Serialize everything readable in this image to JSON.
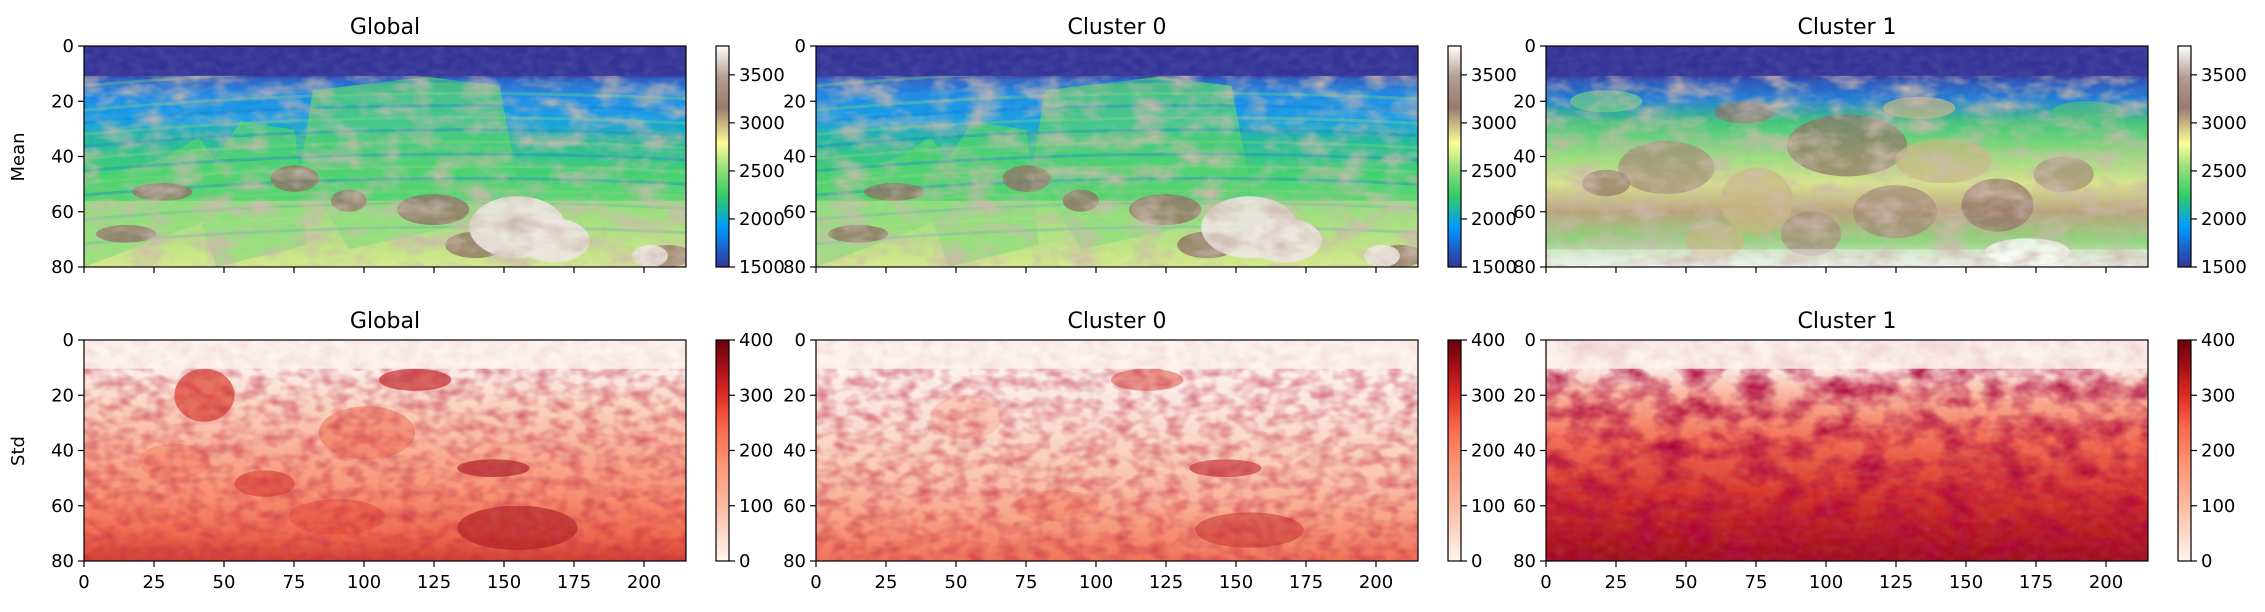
{
  "chart_data": [
    {
      "type": "heatmap",
      "row": "Mean",
      "title": "Global",
      "ylabel": "Mean",
      "xlim": [
        0,
        215
      ],
      "ylim": [
        80,
        0
      ],
      "xticks": [
        0,
        25,
        50,
        75,
        100,
        125,
        150,
        175,
        200
      ],
      "yticks": [
        0,
        20,
        40,
        60,
        80
      ],
      "colormap": "terrain",
      "colorbar": {
        "range": [
          1500,
          3800
        ],
        "ticks": [
          1500,
          2000,
          2500,
          3000,
          3500
        ]
      },
      "x_tick_labels_shown": false
    },
    {
      "type": "heatmap",
      "row": "Mean",
      "title": "Cluster 0",
      "ylabel": "",
      "xlim": [
        0,
        215
      ],
      "ylim": [
        80,
        0
      ],
      "xticks": [
        0,
        25,
        50,
        75,
        100,
        125,
        150,
        175,
        200
      ],
      "yticks": [
        0,
        20,
        40,
        60,
        80
      ],
      "colormap": "terrain",
      "colorbar": {
        "range": [
          1500,
          3800
        ],
        "ticks": [
          1500,
          2000,
          2500,
          3000,
          3500
        ]
      },
      "x_tick_labels_shown": false
    },
    {
      "type": "heatmap",
      "row": "Mean",
      "title": "Cluster 1",
      "ylabel": "",
      "xlim": [
        0,
        215
      ],
      "ylim": [
        80,
        0
      ],
      "xticks": [
        0,
        25,
        50,
        75,
        100,
        125,
        150,
        175,
        200
      ],
      "yticks": [
        0,
        20,
        40,
        60,
        80
      ],
      "colormap": "terrain",
      "colorbar": {
        "range": [
          1500,
          3800
        ],
        "ticks": [
          1500,
          2000,
          2500,
          3000,
          3500
        ]
      },
      "x_tick_labels_shown": false
    },
    {
      "type": "heatmap",
      "row": "Std",
      "title": "Global",
      "ylabel": "Std",
      "xlim": [
        0,
        215
      ],
      "ylim": [
        80,
        0
      ],
      "xticks": [
        0,
        25,
        50,
        75,
        100,
        125,
        150,
        175,
        200
      ],
      "yticks": [
        0,
        20,
        40,
        60,
        80
      ],
      "colormap": "Reds",
      "colorbar": {
        "range": [
          0,
          400
        ],
        "ticks": [
          0,
          100,
          200,
          300,
          400
        ]
      },
      "x_tick_labels_shown": true
    },
    {
      "type": "heatmap",
      "row": "Std",
      "title": "Cluster 0",
      "ylabel": "",
      "xlim": [
        0,
        215
      ],
      "ylim": [
        80,
        0
      ],
      "xticks": [
        0,
        25,
        50,
        75,
        100,
        125,
        150,
        175,
        200
      ],
      "yticks": [
        0,
        20,
        40,
        60,
        80
      ],
      "colormap": "Reds",
      "colorbar": {
        "range": [
          0,
          400
        ],
        "ticks": [
          0,
          100,
          200,
          300,
          400
        ]
      },
      "x_tick_labels_shown": true
    },
    {
      "type": "heatmap",
      "row": "Std",
      "title": "Cluster 1",
      "ylabel": "",
      "xlim": [
        0,
        215
      ],
      "ylim": [
        80,
        0
      ],
      "xticks": [
        0,
        25,
        50,
        75,
        100,
        125,
        150,
        175,
        200
      ],
      "yticks": [
        0,
        20,
        40,
        60,
        80
      ],
      "colormap": "Reds",
      "colorbar": {
        "range": [
          0,
          400
        ],
        "ticks": [
          0,
          100,
          200,
          300,
          400
        ]
      },
      "x_tick_labels_shown": true
    }
  ],
  "colormaps": {
    "terrain": [
      "#333399",
      "#0099ff",
      "#33cc66",
      "#99e07a",
      "#fefe98",
      "#9a7b6e",
      "#b39d92",
      "#ffffff"
    ],
    "Reds": [
      "#fff5f0",
      "#fcbba1",
      "#fc9272",
      "#fb6a4a",
      "#de2d26",
      "#a50f15",
      "#67000d"
    ]
  }
}
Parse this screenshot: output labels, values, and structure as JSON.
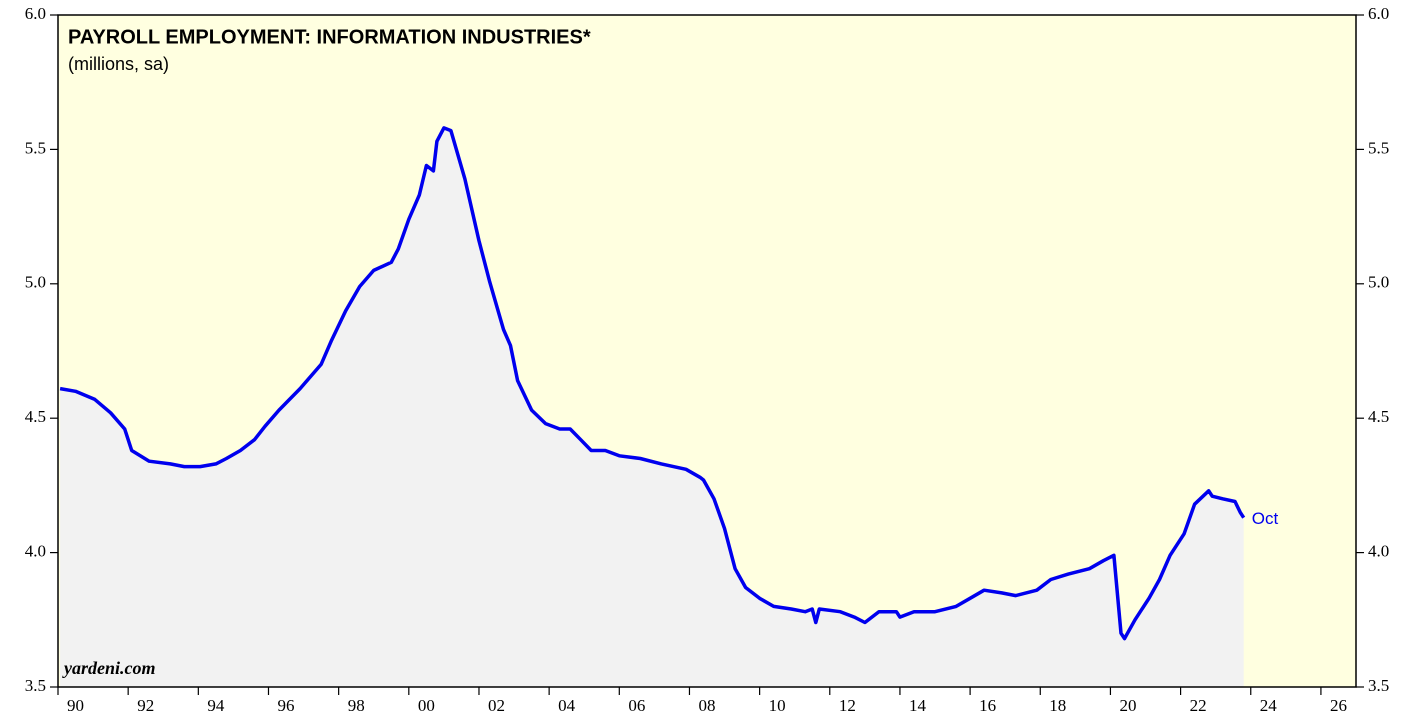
{
  "chart_data": {
    "type": "line",
    "title": "PAYROLL EMPLOYMENT: INFORMATION INDUSTRIES*",
    "subtitle": "(millions, sa)",
    "source": "yardeni.com",
    "annotation": "Oct",
    "background": "#ffffe0",
    "fill_color": "#f2f2f2",
    "x": [
      1990.06,
      1990.5,
      1991.05,
      1991.5,
      1991.9,
      1992.1,
      1992.6,
      1993.2,
      1993.6,
      1994.05,
      1994.5,
      1994.8,
      1995.2,
      1995.6,
      1995.9,
      1996.3,
      1996.9,
      1997.5,
      1997.8,
      1998.2,
      1998.6,
      1999.0,
      1999.5,
      1999.7,
      2000.0,
      2000.3,
      2000.5,
      2000.7,
      2000.8,
      2001.0,
      2001.2,
      2001.6,
      2002.0,
      2002.3,
      2002.7,
      2002.9,
      2003.1,
      2003.5,
      2003.9,
      2004.3,
      2004.6,
      2004.9,
      2005.2,
      2005.6,
      2006.0,
      2006.6,
      2007.2,
      2007.9,
      2008.3,
      2008.4,
      2008.7,
      2009.0,
      2009.3,
      2009.6,
      2010.0,
      2010.4,
      2010.9,
      2011.3,
      2011.5,
      2011.6,
      2011.7,
      2012.3,
      2012.7,
      2013.0,
      2013.4,
      2013.9,
      2014.0,
      2014.4,
      2015.0,
      2015.6,
      2016.0,
      2016.4,
      2016.9,
      2017.3,
      2017.9,
      2018.3,
      2018.8,
      2019.4,
      2019.8,
      2020.1,
      2020.3,
      2020.4,
      2020.7,
      2021.1,
      2021.4,
      2021.7,
      2022.1,
      2022.4,
      2022.8,
      2022.9,
      2023.2,
      2023.55,
      2023.7,
      2023.8
    ],
    "series": [
      {
        "name": "Information industries",
        "color": "#0000ee",
        "values": [
          4.61,
          4.6,
          4.57,
          4.52,
          4.46,
          4.38,
          4.34,
          4.33,
          4.32,
          4.32,
          4.33,
          4.35,
          4.38,
          4.42,
          4.47,
          4.53,
          4.61,
          4.7,
          4.79,
          4.9,
          4.99,
          5.05,
          5.08,
          5.13,
          5.24,
          5.33,
          5.44,
          5.42,
          5.53,
          5.58,
          5.57,
          5.39,
          5.16,
          5.01,
          4.83,
          4.77,
          4.64,
          4.53,
          4.48,
          4.46,
          4.46,
          4.42,
          4.38,
          4.38,
          4.36,
          4.35,
          4.33,
          4.31,
          4.28,
          4.27,
          4.2,
          4.09,
          3.94,
          3.87,
          3.83,
          3.8,
          3.79,
          3.78,
          3.79,
          3.74,
          3.79,
          3.78,
          3.76,
          3.74,
          3.78,
          3.78,
          3.76,
          3.78,
          3.78,
          3.8,
          3.83,
          3.86,
          3.85,
          3.84,
          3.86,
          3.9,
          3.92,
          3.94,
          3.97,
          3.99,
          3.7,
          3.68,
          3.75,
          3.83,
          3.9,
          3.99,
          4.07,
          4.18,
          4.23,
          4.21,
          4.2,
          4.19,
          4.15,
          4.13
        ]
      }
    ],
    "xlim": [
      1990,
      2027
    ],
    "xticks": [
      {
        "value": 1990,
        "label": "90"
      },
      {
        "value": 1992,
        "label": "92"
      },
      {
        "value": 1994,
        "label": "94"
      },
      {
        "value": 1996,
        "label": "96"
      },
      {
        "value": 1998,
        "label": "98"
      },
      {
        "value": 2000,
        "label": "00"
      },
      {
        "value": 2002,
        "label": "02"
      },
      {
        "value": 2004,
        "label": "04"
      },
      {
        "value": 2006,
        "label": "06"
      },
      {
        "value": 2008,
        "label": "08"
      },
      {
        "value": 2010,
        "label": "10"
      },
      {
        "value": 2012,
        "label": "12"
      },
      {
        "value": 2014,
        "label": "14"
      },
      {
        "value": 2016,
        "label": "16"
      },
      {
        "value": 2018,
        "label": "18"
      },
      {
        "value": 2020,
        "label": "20"
      },
      {
        "value": 2022,
        "label": "22"
      },
      {
        "value": 2024,
        "label": "24"
      },
      {
        "value": 2026,
        "label": "26"
      }
    ],
    "ylim": [
      3.5,
      6.0
    ],
    "yticks": [
      3.5,
      {
        "value": 4,
        "label": "4.0"
      },
      4.5,
      {
        "value": 5,
        "label": "5.0"
      },
      5.5,
      {
        "value": 6,
        "label": "6.0"
      }
    ],
    "y2lim": [
      3.5,
      6.0
    ],
    "y2ticks": [
      3.5,
      {
        "value": 4,
        "label": "4.0"
      },
      4.5,
      {
        "value": 5,
        "label": "5.0"
      },
      5.5,
      {
        "value": 6,
        "label": "6.0"
      }
    ]
  }
}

--

▶ [PROBLEM] Return only those lines of the records that contain the string "this".

▶ [IN RESPONSE]
Serialize everything readable in this image to JSON.
Parse this screenshot: output labels, values, and structure as JSON.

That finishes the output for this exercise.